▶ _WHAT THE TASK ASKS_: Go through the entries below and print each one exactly, leaving out pictures.

* BEGIN *

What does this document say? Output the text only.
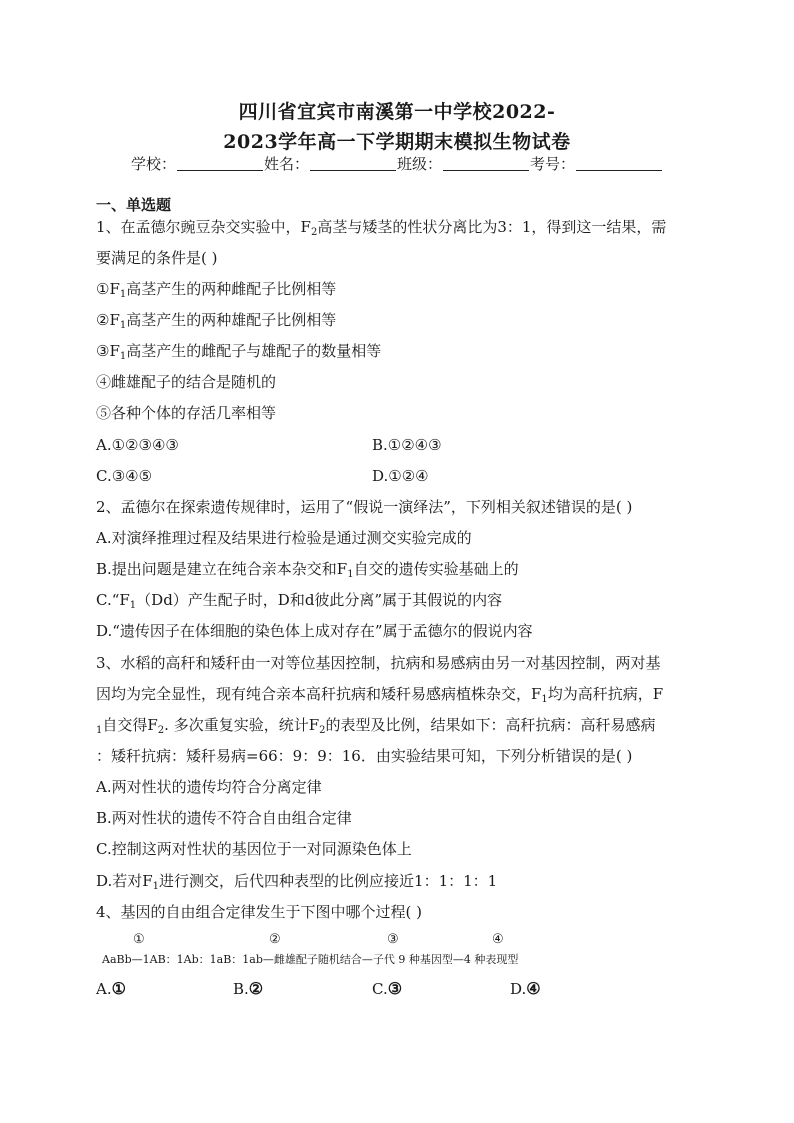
四川省宜宾市南溪第一中学校2022-
2023学年高一下学期期末模拟生物试卷
学校：	姓名：	班级：	考号：
一、单选题
1、在孟德尔豌豆杂交实验中，$F_2$高茎与矮茎的性状分离比为3：1，得到这一结果，需
要满足的条件是( )
$①F_1$高茎产生的两种雌配子比例相等
$②F_1$高茎产生的两种雄配子比例相等
$③F_1$高茎产生的雌配子与雄配子的数量相等
④雌雄配子的结合是随机的
⑤各种个体的存活几率相等
A.①②③④③	B.①②④③
C.③④⑤	D.①②④
2、孟德尔在探索遗传规律时，运用了“假说一演绎法”，下列相关叙述错误的是( )
A.对演绎推理过程及结果进行检验是通过测交实验完成的
B.提出问题是建立在纯合亲本杂交和$F_1$自交的遗传实验基础上的
$C.“F_1(Dd)$产生配子时，D和d彼此分离”属于其假说的内容
D.“遗传因子在体细胞的染色体上成对存在”属于孟德尔的假说内容
3、水稻的高秆和矮秆由一对等位基因控制，抗病和易感病由另一对基因控制，两对基
因均为完全显性，现有纯合亲本高秆抗病和矮秆易感病植株杂交，$F_1$均为高秆抗病，F
$_1$自交得$F_2$. 多次重复实验，统计$F_2$的表型及比例，结果如下：高秆抗病：高秆易感病
：矮秆抗病：矮秆易病=66：9：9：16．由实验结果可知，下列分析错误的是( )
A.两对性状的遗传均符合分离定律
B.两对性状的遗传不符合自由组合定律
C.控制这两对性状的基因位于一对同源染色体上
D.若对$F_1$进行测交，后代四种表型的比例应接近1：1：1：1
4、基因的自由组合定律发生于下图中哪个过程( )
①	②	③	④
AaBb—1AB：1Ab：1aB：1ab—雌雄配子随机结合—子代 9 种基因型—4 种表现型
A.①	B.②	C.③	D.④
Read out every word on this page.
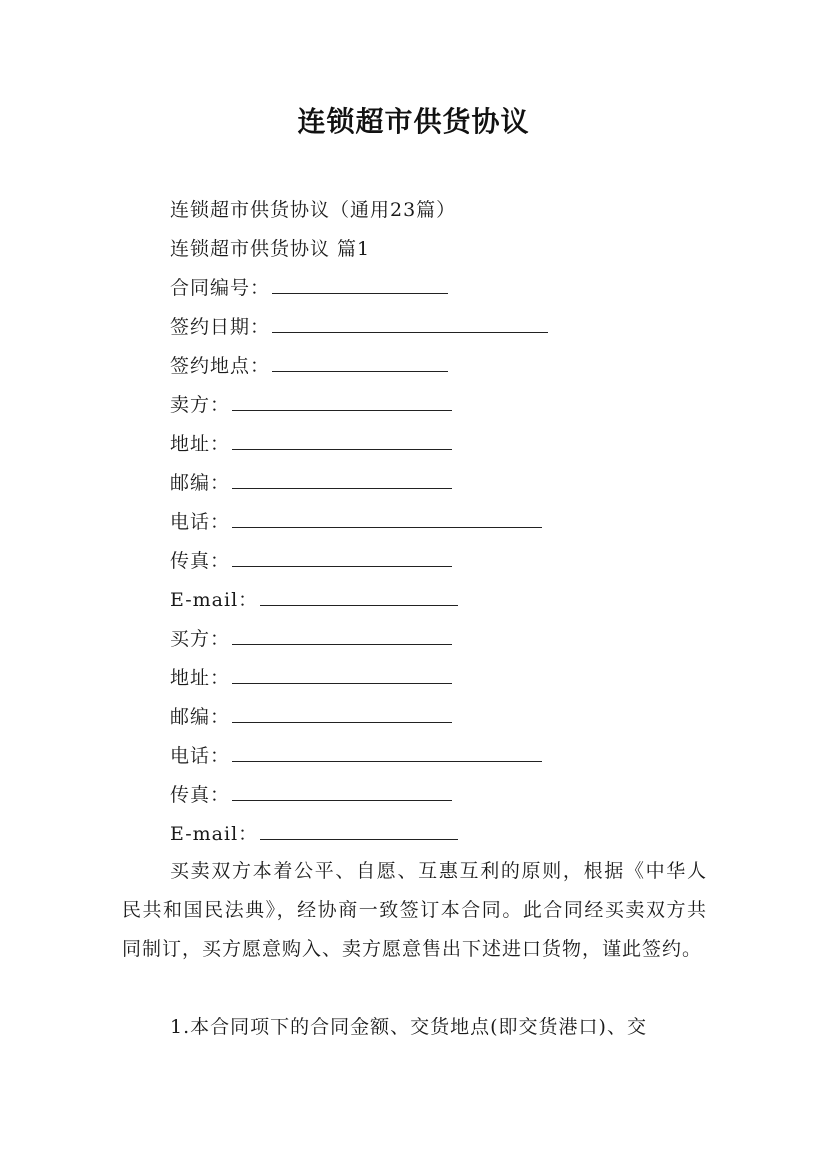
连锁超市供货协议
连锁超市供货协议（通用23篇）
连锁超市供货协议 篇1
合同编号：
签约日期：
签约地点：
卖方：
地址：
邮编：
电话：
传真：
E-mail：
买方：
地址：
邮编：
电话：
传真：
E-mail：
买卖双方本着公平、自愿、互惠互利的原则，根据《中华人民共和国民法典》，经协商一致签订本合同。此合同经买卖双方共同制订，买方愿意购入、卖方愿意售出下述进口货物，谨此签约。
1.本合同项下的合同金额、交货地点(即交货港口)、交
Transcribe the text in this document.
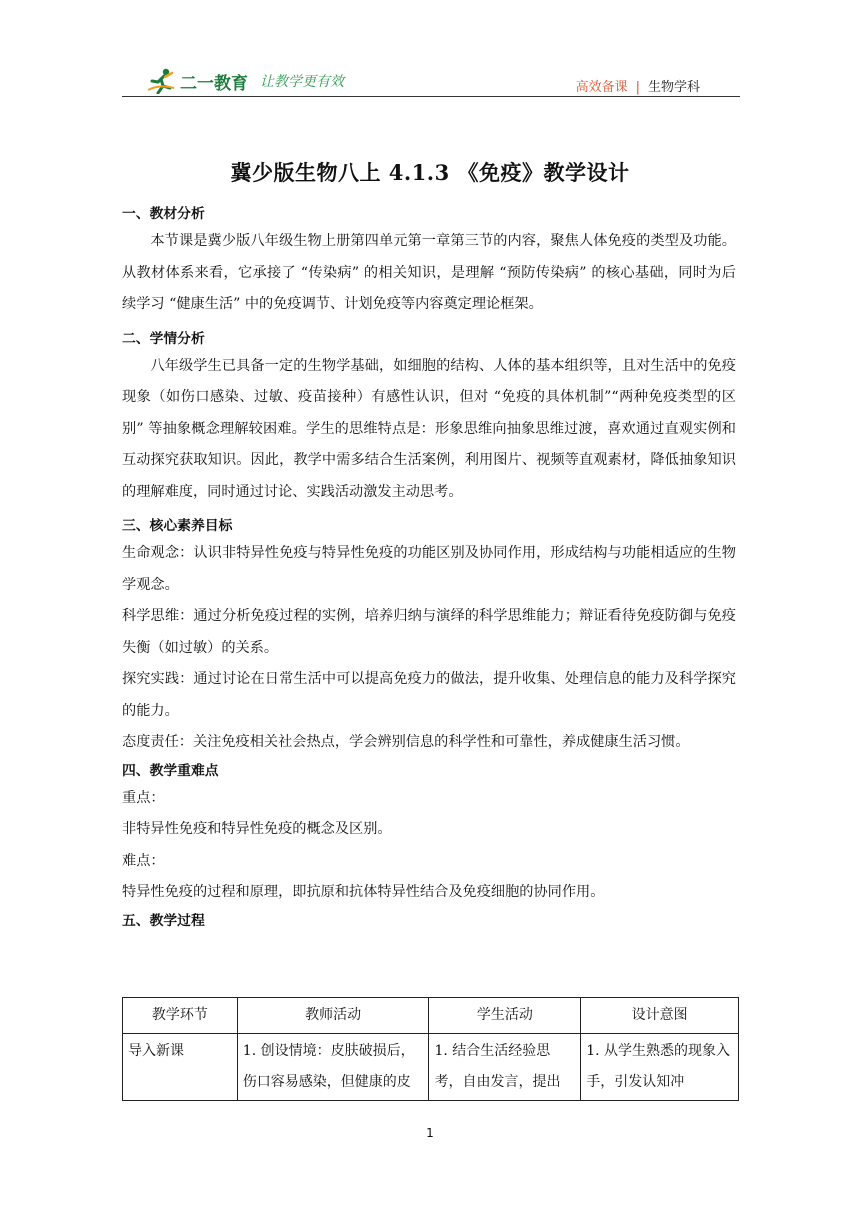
二一教育 让教学更有效	高效备课 | 生物学科
冀少版生物八上 4.1.3 《免疫》教学设计
一、教材分析

本节课是冀少版八年级生物上册第四单元第一章第三节的内容，聚焦人体免疫的类型及功能。从教材体系来看，它承接了 “传染病” 的相关知识，是理解 “预防传染病” 的核心基础，同时为后续学习 “健康生活” 中的免疫调节、计划免疫等内容奠定理论框架。

二、学情分析

八年级学生已具备一定的生物学基础，如细胞的结构、人体的基本组织等，且对生活中的免疫现象（如伤口感染、过敏、疫苗接种）有感性认识，但对 “免疫的具体机制”“两种免疫类型的区别” 等抽象概念理解较困难。学生的思维特点是：形象思维向抽象思维过渡，喜欢通过直观实例和互动探究获取知识。因此，教学中需多结合生活案例，利用图片、视频等直观素材，降低抽象知识的理解难度，同时通过讨论、实践活动激发主动思考。

三、核心素养目标

生命观念：认识非特异性免疫与特异性免疫的功能区别及协同作用，形成结构与功能相适应的生物学观念。

科学思维：通过分析免疫过程的实例，培养归纳与演绎的科学思维能力；辩证看待免疫防御与免疫失衡（如过敏）的关系。

探究实践：通过讨论在日常生活中可以提高免疫力的做法，提升收集、处理信息的能力及科学探究的能力。

态度责任：关注免疫相关社会热点，学会辨别信息的科学性和可靠性，养成健康生活习惯。

四、教学重难点

重点：

非特异性免疫和特异性免疫的概念及区别。

难点：

特异性免疫的过程和原理，即抗原和抗体特异性结合及免疫细胞的协同作用。

五、教学过程
教学环节	教师活动	学生活动	设计意图
导入新课	1. 创设情境：皮肤破损后，伤口容易感染，但健康的皮	1. 结合生活经验思考，自由发言，提出	1. 从学生熟悉的现象入手，引发认知冲
1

* END *

▶ _SOLUTION FOR THIS TASK_:
What does this document say? Output the text only.
四川省宜宾市南溪第一中学校2022-
2023学年高一下学期期末模拟生物试卷
学校：	姓名：	班级：	考号：
一、单选题
1、在孟德尔豌豆杂交实验中，$F_2$高茎与矮茎的性状分离比为3：1，得到这一结果，需
要满足的条件是( )
$①F_1$高茎产生的两种雌配子比例相等
$②F_1$高茎产生的两种雄配子比例相等
$③F_1$高茎产生的雌配子与雄配子的数量相等
④雌雄配子的结合是随机的
⑤各种个体的存活几率相等
A.①②③④③	B.①②④③
C.③④⑤	D.①②④
2、孟德尔在探索遗传规律时，运用了“假说一演绎法”，下列相关叙述错误的是( )
A.对演绎推理过程及结果进行检验是通过测交实验完成的
B.提出问题是建立在纯合亲本杂交和$F_1$自交的遗传实验基础上的
$C.“F_1(Dd)$产生配子时，D和d彼此分离”属于其假说的内容
D.“遗传因子在体细胞的染色体上成对存在”属于孟德尔的假说内容
3、水稻的高秆和矮秆由一对等位基因控制，抗病和易感病由另一对基因控制，两对基
因均为完全显性，现有纯合亲本高秆抗病和矮秆易感病植株杂交，$F_1$均为高秆抗病，F
$_1$自交得$F_2$. 多次重复实验，统计$F_2$的表型及比例，结果如下：高秆抗病：高秆易感病
：矮秆抗病：矮秆易病=66：9：9：16．由实验结果可知，下列分析错误的是( )
A.两对性状的遗传均符合分离定律
B.两对性状的遗传不符合自由组合定律
C.控制这两对性状的基因位于一对同源染色体上
D.若对$F_1$进行测交，后代四种表型的比例应接近1：1：1：1
4、基因的自由组合定律发生于下图中哪个过程( )
①	②	③	④
AaBb—1AB：1Ab：1aB：1ab—雌雄配子随机结合—子代 9 种基因型—4 种表现型
A.①	B.②	C.③	D.④
Read out every word on this page.
连锁超市供货协议
连锁超市供货协议（通用23篇）
连锁超市供货协议 篇1
合同编号：
签约日期：
签约地点：
卖方：
地址：
邮编：
电话：
传真：
E-mail：
买方：
地址：
邮编：
电话：
传真：
E-mail：
买卖双方本着公平、自愿、互惠互利的原则，根据《中华人民共和国民法典》，经协商一致签订本合同。此合同经买卖双方共同制订，买方愿意购入、卖方愿意售出下述进口货物，谨此签约。
1.本合同项下的合同金额、交货地点(即交货港口)、交
Transcribe the text in this document.
二一教育 让教学更有效	高效备课 | 生物学科
冀少版生物八上 4.1.3 《免疫》教学设计
一、教材分析

本节课是冀少版八年级生物上册第四单元第一章第三节的内容，聚焦人体免疫的类型及功能。从教材体系来看，它承接了 “传染病” 的相关知识，是理解 “预防传染病” 的核心基础，同时为后续学习 “健康生活” 中的免疫调节、计划免疫等内容奠定理论框架。

二、学情分析

八年级学生已具备一定的生物学基础，如细胞的结构、人体的基本组织等，且对生活中的免疫现象（如伤口感染、过敏、疫苗接种）有感性认识，但对 “免疫的具体机制”“两种免疫类型的区别” 等抽象概念理解较困难。学生的思维特点是：形象思维向抽象思维过渡，喜欢通过直观实例和互动探究获取知识。因此，教学中需多结合生活案例，利用图片、视频等直观素材，降低抽象知识的理解难度，同时通过讨论、实践活动激发主动思考。

三、核心素养目标

生命观念：认识非特异性免疫与特异性免疫的功能区别及协同作用，形成结构与功能相适应的生物学观念。

科学思维：通过分析免疫过程的实例，培养归纳与演绎的科学思维能力；辩证看待免疫防御与免疫失衡（如过敏）的关系。

探究实践：通过讨论在日常生活中可以提高免疫力的做法，提升收集、处理信息的能力及科学探究的能力。

态度责任：关注免疫相关社会热点，学会辨别信息的科学性和可靠性，养成健康生活习惯。

四、教学重难点

重点：

非特异性免疫和特异性免疫的概念及区别。

难点：

特异性免疫的过程和原理，即抗原和抗体特异性结合及免疫细胞的协同作用。

五、教学过程
教学环节	教师活动	学生活动	设计意图
导入新课	1. 创设情境：皮肤破损后，伤口容易感染，但健康的皮	1. 结合生活经验思考，自由发言，提出	1. 从学生熟悉的现象入手，引发认知冲
1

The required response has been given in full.